▶ [Problem] Copy the records that follow exactly as written, but not their pictures.

▶ [Information provided]
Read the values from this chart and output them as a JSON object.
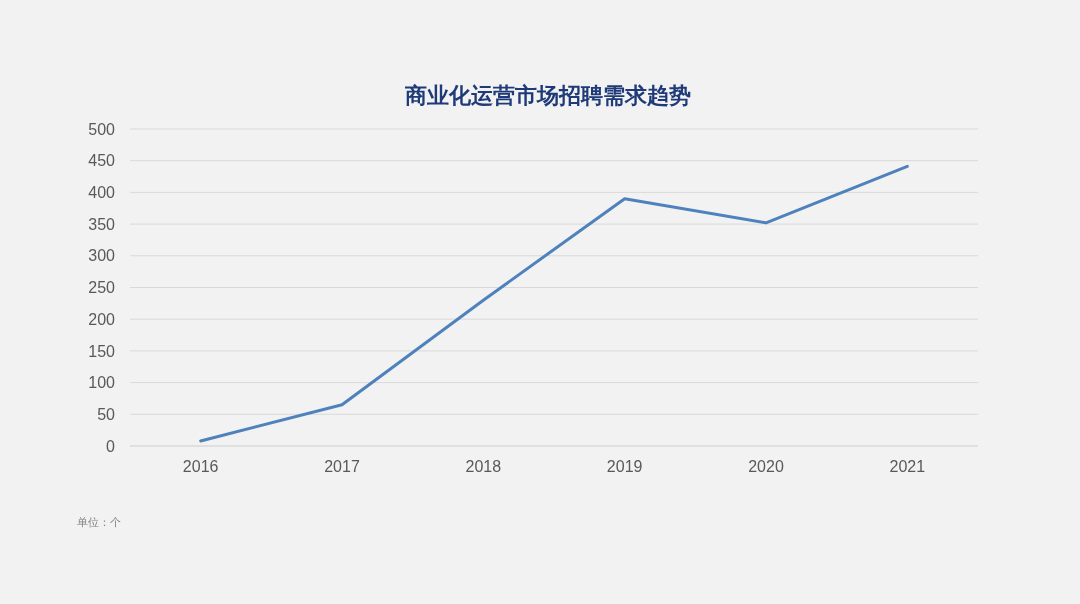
{
  "chart_data": {
    "type": "line",
    "title": "商业化运营市场招聘需求趋势",
    "categories": [
      "2016",
      "2017",
      "2018",
      "2019",
      "2020",
      "2021"
    ],
    "series": [
      {
        "color": "#4f81bd",
        "values": [
          8,
          65,
          230,
          390,
          352,
          441
        ]
      }
    ],
    "ylim": [
      0,
      500
    ],
    "yticks": [
      0,
      50,
      100,
      150,
      200,
      250,
      300,
      350,
      400,
      450,
      500
    ],
    "grid": "y",
    "marker": "none",
    "line_style": "solid",
    "annotations": [
      "单位：个"
    ]
  }
}
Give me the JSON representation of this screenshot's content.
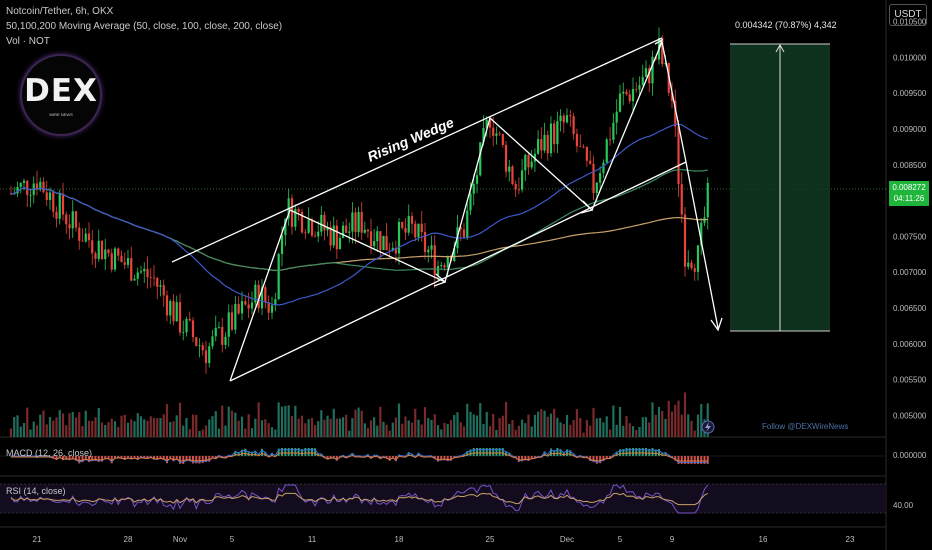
{
  "header": {
    "line1": "Notcoin/Tether, 6h, OKX",
    "line2": "50,100,200 Moving Average (50, close, 100, close, 200, close)",
    "line3": "Vol · NOT"
  },
  "currency_button": "USDT",
  "current_price": {
    "value": "0.008272",
    "countdown": "04:11:26"
  },
  "logo": {
    "text": "DEX",
    "subtext": "WIRE NEWS"
  },
  "watermark": "Follow @DEXWireNews",
  "measure_label": "0.004342 (70.87%) 4,342",
  "pattern_label": "Rising Wedge",
  "macd_label": "MACD (12, 26, close)",
  "rsi_label": "RSI (14, close)",
  "colors": {
    "up": "#26c85a",
    "down": "#e8443a",
    "ma50": "#3d58c9",
    "ma100": "#3d8a5e",
    "ma200": "#c8a26a",
    "rsi": "#7a52c7",
    "measure_box": "#0f3a22"
  },
  "chart_data": {
    "type": "candlestick",
    "title": "Notcoin/Tether, 6h, OKX",
    "price_axis": {
      "ticks": [
        "0.010500",
        "0.010000",
        "0.009500",
        "0.009000",
        "0.008500",
        "0.008000",
        "0.007500",
        "0.007000",
        "0.006500",
        "0.006000",
        "0.005500",
        "0.005000"
      ],
      "range": [
        0.0047,
        0.0108
      ]
    },
    "time_axis": {
      "ticks": [
        "21",
        "28",
        "Nov",
        "5",
        "11",
        "18",
        "25",
        "Dec",
        "5",
        "9",
        "16",
        "23"
      ]
    },
    "close_path": [
      {
        "date": "Oct 19",
        "price": 0.0081
      },
      {
        "date": "Oct 21",
        "price": 0.0083
      },
      {
        "date": "Oct 24",
        "price": 0.0076
      },
      {
        "date": "Oct 27",
        "price": 0.0072
      },
      {
        "date": "Oct 30",
        "price": 0.0069
      },
      {
        "date": "Nov 1",
        "price": 0.0063
      },
      {
        "date": "Nov 3",
        "price": 0.0059
      },
      {
        "date": "Nov 5",
        "price": 0.0063
      },
      {
        "date": "Nov 7",
        "price": 0.0067
      },
      {
        "date": "Nov 8",
        "price": 0.0065
      },
      {
        "date": "Nov 9",
        "price": 0.0079
      },
      {
        "date": "Nov 11",
        "price": 0.0077
      },
      {
        "date": "Nov 13",
        "price": 0.0075
      },
      {
        "date": "Nov 15",
        "price": 0.0077
      },
      {
        "date": "Nov 17",
        "price": 0.0074
      },
      {
        "date": "Nov 19",
        "price": 0.0076
      },
      {
        "date": "Nov 21",
        "price": 0.0071
      },
      {
        "date": "Nov 23",
        "price": 0.0076
      },
      {
        "date": "Nov 25",
        "price": 0.0092
      },
      {
        "date": "Nov 27",
        "price": 0.0082
      },
      {
        "date": "Nov 29",
        "price": 0.0088
      },
      {
        "date": "Dec 1",
        "price": 0.0091
      },
      {
        "date": "Dec 3",
        "price": 0.0082
      },
      {
        "date": "Dec 5",
        "price": 0.0094
      },
      {
        "date": "Dec 7",
        "price": 0.0097
      },
      {
        "date": "Dec 8",
        "price": 0.0101
      },
      {
        "date": "Dec 9",
        "price": 0.0094
      },
      {
        "date": "Dec 10",
        "price": 0.0073
      },
      {
        "date": "Dec 11",
        "price": 0.0072
      },
      {
        "date": "Dec 12",
        "price": 0.0083
      }
    ],
    "volume_range": [
      0,
      0.0001
    ],
    "macd": {
      "zero_tick": "0.000000"
    },
    "rsi": {
      "tick": "40.00"
    },
    "measurement": {
      "change": "0.004342",
      "percent": "70.87%",
      "ticks": "4,342",
      "from": 0.0061,
      "to": 0.0105
    }
  }
}
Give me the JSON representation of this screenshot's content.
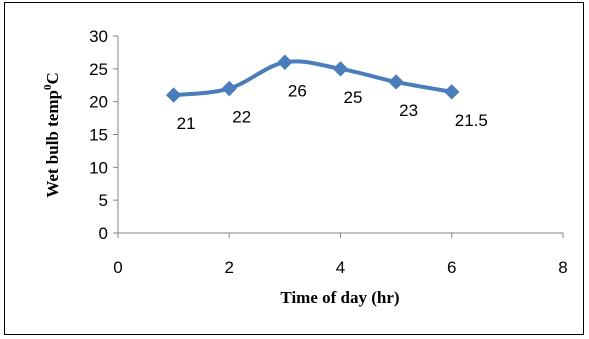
{
  "chart_data": {
    "type": "line",
    "title": "",
    "xlabel": "Time of day (hr)",
    "ylabel": "Wet bulb temp",
    "ylabel_sup": "0",
    "ylabel_unit": "C",
    "xlim": [
      0,
      8
    ],
    "ylim": [
      0,
      30
    ],
    "xticks": [
      "0",
      "2",
      "4",
      "6",
      "8"
    ],
    "yticks": [
      "0",
      "5",
      "10",
      "15",
      "20",
      "25",
      "30"
    ],
    "grid": false,
    "legend": "none",
    "series": [
      {
        "color": "#4a7ebb",
        "points": [
          {
            "x": 1,
            "y": 21,
            "label": "21"
          },
          {
            "x": 2,
            "y": 22,
            "label": "22"
          },
          {
            "x": 3,
            "y": 26,
            "label": "26"
          },
          {
            "x": 4,
            "y": 25,
            "label": "25"
          },
          {
            "x": 5,
            "y": 23,
            "label": "23"
          },
          {
            "x": 6,
            "y": 21.5,
            "label": "21.5"
          }
        ]
      }
    ]
  }
}
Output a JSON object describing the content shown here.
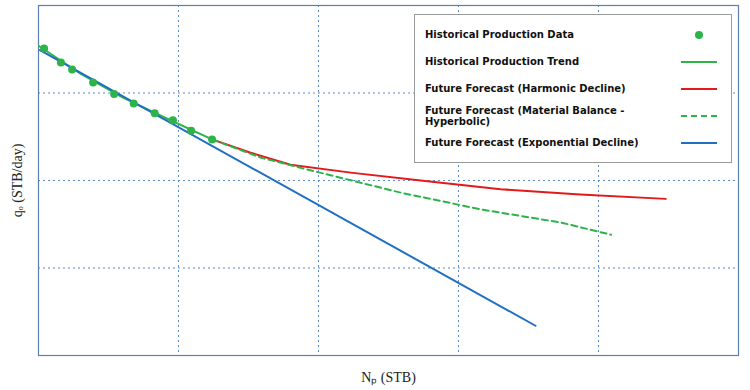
{
  "chart_data": {
    "type": "line",
    "x_label": "Nₚ (STB)",
    "y_label": "qₒ (STB/day)",
    "xlim": [
      0,
      5
    ],
    "ylim": [
      0,
      4
    ],
    "xticks": [
      1,
      2,
      3,
      4
    ],
    "yticks": [
      1,
      2,
      3
    ],
    "grid": true,
    "tick_labels": false,
    "legend": "top-right",
    "series": [
      {
        "name": "Historical Production Data",
        "type": "scatter",
        "marker": "circle",
        "color": "#2db34a",
        "x": [
          0.04,
          0.16,
          0.24,
          0.39,
          0.54,
          0.68,
          0.83,
          0.96,
          1.09,
          1.24
        ],
        "values": [
          3.51,
          3.35,
          3.27,
          3.12,
          2.99,
          2.88,
          2.77,
          2.69,
          2.57,
          2.47
        ]
      },
      {
        "name": "Historical Production Trend",
        "type": "line",
        "line_style": "solid",
        "color": "#2db34a",
        "x": [
          0,
          0.3,
          0.6,
          0.9,
          1.24
        ],
        "values": [
          3.54,
          3.22,
          2.95,
          2.72,
          2.47
        ]
      },
      {
        "name": "Future Forecast (Harmonic Decline)",
        "type": "line",
        "line_style": "solid",
        "color": "#e3191c",
        "x": [
          1.24,
          1.51,
          1.8,
          2.23,
          2.73,
          3.3,
          3.87,
          4.48
        ],
        "values": [
          2.47,
          2.32,
          2.18,
          2.09,
          2.0,
          1.9,
          1.84,
          1.79
        ]
      },
      {
        "name": "Future Forecast (Material Balance - Hyperbolic)",
        "type": "line",
        "line_style": "dashed",
        "color": "#2db34a",
        "x": [
          1.24,
          1.59,
          2.01,
          2.59,
          3.16,
          3.73,
          4.09
        ],
        "values": [
          2.47,
          2.26,
          2.09,
          1.86,
          1.67,
          1.52,
          1.38
        ]
      },
      {
        "name": "Future Forecast (Exponential Decline)",
        "type": "line",
        "line_style": "solid",
        "color": "#1f6fc5",
        "x": [
          0.01,
          3.55
        ],
        "values": [
          3.49,
          0.34
        ]
      }
    ]
  }
}
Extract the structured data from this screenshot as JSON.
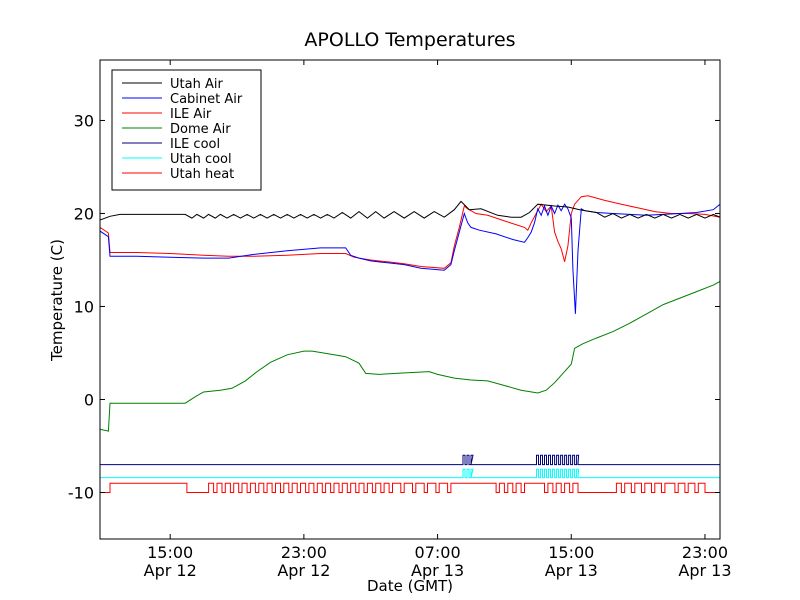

▶ [Exercise result]
Read the values from this chart and output them as a JSON object.
{
  "chart_data": {
    "type": "line",
    "title": "商业化运营市场招聘需求趋势",
    "categories": [
      "2016",
      "2017",
      "2018",
      "2019",
      "2020",
      "2021"
    ],
    "series": [
      {
        "color": "#4f81bd",
        "values": [
          8,
          65,
          230,
          390,
          352,
          441
        ]
      }
    ],
    "ylim": [
      0,
      500
    ],
    "yticks": [
      0,
      50,
      100,
      150,
      200,
      250,
      300,
      350,
      400,
      450,
      500
    ],
    "grid": "y",
    "marker": "none",
    "line_style": "solid",
    "annotations": [
      "单位：个"
    ]
  }
}
Give me the JSON representation of this screenshot's content.
{
  "header": {
    "line1": "Notcoin/Tether, 6h, OKX",
    "line2": "50,100,200 Moving Average (50, close, 100, close, 200, close)",
    "line3": "Vol · NOT"
  },
  "currency_button": "USDT",
  "current_price": {
    "value": "0.008272",
    "countdown": "04:11:26"
  },
  "logo": {
    "text": "DEX",
    "subtext": "WIRE NEWS"
  },
  "watermark": "Follow @DEXWireNews",
  "measure_label": "0.004342 (70.87%) 4,342",
  "pattern_label": "Rising Wedge",
  "macd_label": "MACD (12, 26, close)",
  "rsi_label": "RSI (14, close)",
  "colors": {
    "up": "#26c85a",
    "down": "#e8443a",
    "ma50": "#3d58c9",
    "ma100": "#3d8a5e",
    "ma200": "#c8a26a",
    "rsi": "#7a52c7",
    "measure_box": "#0f3a22"
  },
  "chart_data": {
    "type": "candlestick",
    "title": "Notcoin/Tether, 6h, OKX",
    "price_axis": {
      "ticks": [
        "0.010500",
        "0.010000",
        "0.009500",
        "0.009000",
        "0.008500",
        "0.008000",
        "0.007500",
        "0.007000",
        "0.006500",
        "0.006000",
        "0.005500",
        "0.005000"
      ],
      "range": [
        0.0047,
        0.0108
      ]
    },
    "time_axis": {
      "ticks": [
        "21",
        "28",
        "Nov",
        "5",
        "11",
        "18",
        "25",
        "Dec",
        "5",
        "9",
        "16",
        "23"
      ]
    },
    "close_path": [
      {
        "date": "Oct 19",
        "price": 0.0081
      },
      {
        "date": "Oct 21",
        "price": 0.0083
      },
      {
        "date": "Oct 24",
        "price": 0.0076
      },
      {
        "date": "Oct 27",
        "price": 0.0072
      },
      {
        "date": "Oct 30",
        "price": 0.0069
      },
      {
        "date": "Nov 1",
        "price": 0.0063
      },
      {
        "date": "Nov 3",
        "price": 0.0059
      },
      {
        "date": "Nov 5",
        "price": 0.0063
      },
      {
        "date": "Nov 7",
        "price": 0.0067
      },
      {
        "date": "Nov 8",
        "price": 0.0065
      },
      {
        "date": "Nov 9",
        "price": 0.0079
      },
      {
        "date": "Nov 11",
        "price": 0.0077
      },
      {
        "date": "Nov 13",
        "price": 0.0075
      },
      {
        "date": "Nov 15",
        "price": 0.0077
      },
      {
        "date": "Nov 17",
        "price": 0.0074
      },
      {
        "date": "Nov 19",
        "price": 0.0076
      },
      {
        "date": "Nov 21",
        "price": 0.0071
      },
      {
        "date": "Nov 23",
        "price": 0.0076
      },
      {
        "date": "Nov 25",
        "price": 0.0092
      },
      {
        "date": "Nov 27",
        "price": 0.0082
      },
      {
        "date": "Nov 29",
        "price": 0.0088
      },
      {
        "date": "Dec 1",
        "price": 0.0091
      },
      {
        "date": "Dec 3",
        "price": 0.0082
      },
      {
        "date": "Dec 5",
        "price": 0.0094
      },
      {
        "date": "Dec 7",
        "price": 0.0097
      },
      {
        "date": "Dec 8",
        "price": 0.0101
      },
      {
        "date": "Dec 9",
        "price": 0.0094
      },
      {
        "date": "Dec 10",
        "price": 0.0073
      },
      {
        "date": "Dec 11",
        "price": 0.0072
      },
      {
        "date": "Dec 12",
        "price": 0.0083
      }
    ],
    "volume_range": [
      0,
      0.0001
    ],
    "macd": {
      "zero_tick": "0.000000"
    },
    "rsi": {
      "tick": "40.00"
    },
    "measurement": {
      "change": "0.004342",
      "percent": "70.87%",
      "ticks": "4,342",
      "from": 0.0061,
      "to": 0.0105
    }
  }
}
Give me the JSON representation of this screenshot's content.
{
  "chart_data": {
    "type": "line",
    "title": "",
    "xlabel": "Time of day (hr)",
    "ylabel": "Wet bulb temp",
    "ylabel_sup": "0",
    "ylabel_unit": "C",
    "xlim": [
      0,
      8
    ],
    "ylim": [
      0,
      30
    ],
    "xticks": [
      "0",
      "2",
      "4",
      "6",
      "8"
    ],
    "yticks": [
      "0",
      "5",
      "10",
      "15",
      "20",
      "25",
      "30"
    ],
    "grid": false,
    "legend": "none",
    "series": [
      {
        "color": "#4a7ebb",
        "points": [
          {
            "x": 1,
            "y": 21,
            "label": "21"
          },
          {
            "x": 2,
            "y": 22,
            "label": "22"
          },
          {
            "x": 3,
            "y": 26,
            "label": "26"
          },
          {
            "x": 4,
            "y": 25,
            "label": "25"
          },
          {
            "x": 5,
            "y": 23,
            "label": "23"
          },
          {
            "x": 6,
            "y": 21.5,
            "label": "21.5"
          }
        ]
      }
    ]
  }
}
Output a JSON object describing the content shown here.
{
  "chart_data": {
    "type": "line",
    "x_label": "Nₚ (STB)",
    "y_label": "qₒ (STB/day)",
    "xlim": [
      0,
      5
    ],
    "ylim": [
      0,
      4
    ],
    "xticks": [
      1,
      2,
      3,
      4
    ],
    "yticks": [
      1,
      2,
      3
    ],
    "grid": true,
    "tick_labels": false,
    "legend": "top-right",
    "series": [
      {
        "name": "Historical Production Data",
        "type": "scatter",
        "marker": "circle",
        "color": "#2db34a",
        "x": [
          0.04,
          0.16,
          0.24,
          0.39,
          0.54,
          0.68,
          0.83,
          0.96,
          1.09,
          1.24
        ],
        "values": [
          3.51,
          3.35,
          3.27,
          3.12,
          2.99,
          2.88,
          2.77,
          2.69,
          2.57,
          2.47
        ]
      },
      {
        "name": "Historical Production Trend",
        "type": "line",
        "line_style": "solid",
        "color": "#2db34a",
        "x": [
          0,
          0.3,
          0.6,
          0.9,
          1.24
        ],
        "values": [
          3.54,
          3.22,
          2.95,
          2.72,
          2.47
        ]
      },
      {
        "name": "Future Forecast (Harmonic Decline)",
        "type": "line",
        "line_style": "solid",
        "color": "#e3191c",
        "x": [
          1.24,
          1.51,
          1.8,
          2.23,
          2.73,
          3.3,
          3.87,
          4.48
        ],
        "values": [
          2.47,
          2.32,
          2.18,
          2.09,
          2.0,
          1.9,
          1.84,
          1.79
        ]
      },
      {
        "name": "Future Forecast (Material Balance - Hyperbolic)",
        "type": "line",
        "line_style": "dashed",
        "color": "#2db34a",
        "x": [
          1.24,
          1.59,
          2.01,
          2.59,
          3.16,
          3.73,
          4.09
        ],
        "values": [
          2.47,
          2.26,
          2.09,
          1.86,
          1.67,
          1.52,
          1.38
        ]
      },
      {
        "name": "Future Forecast (Exponential Decline)",
        "type": "line",
        "line_style": "solid",
        "color": "#1f6fc5",
        "x": [
          0.01,
          3.55
        ],
        "values": [
          3.49,
          0.34
        ]
      }
    ]
  }
}
Extract the structured data from this screenshot as JSON.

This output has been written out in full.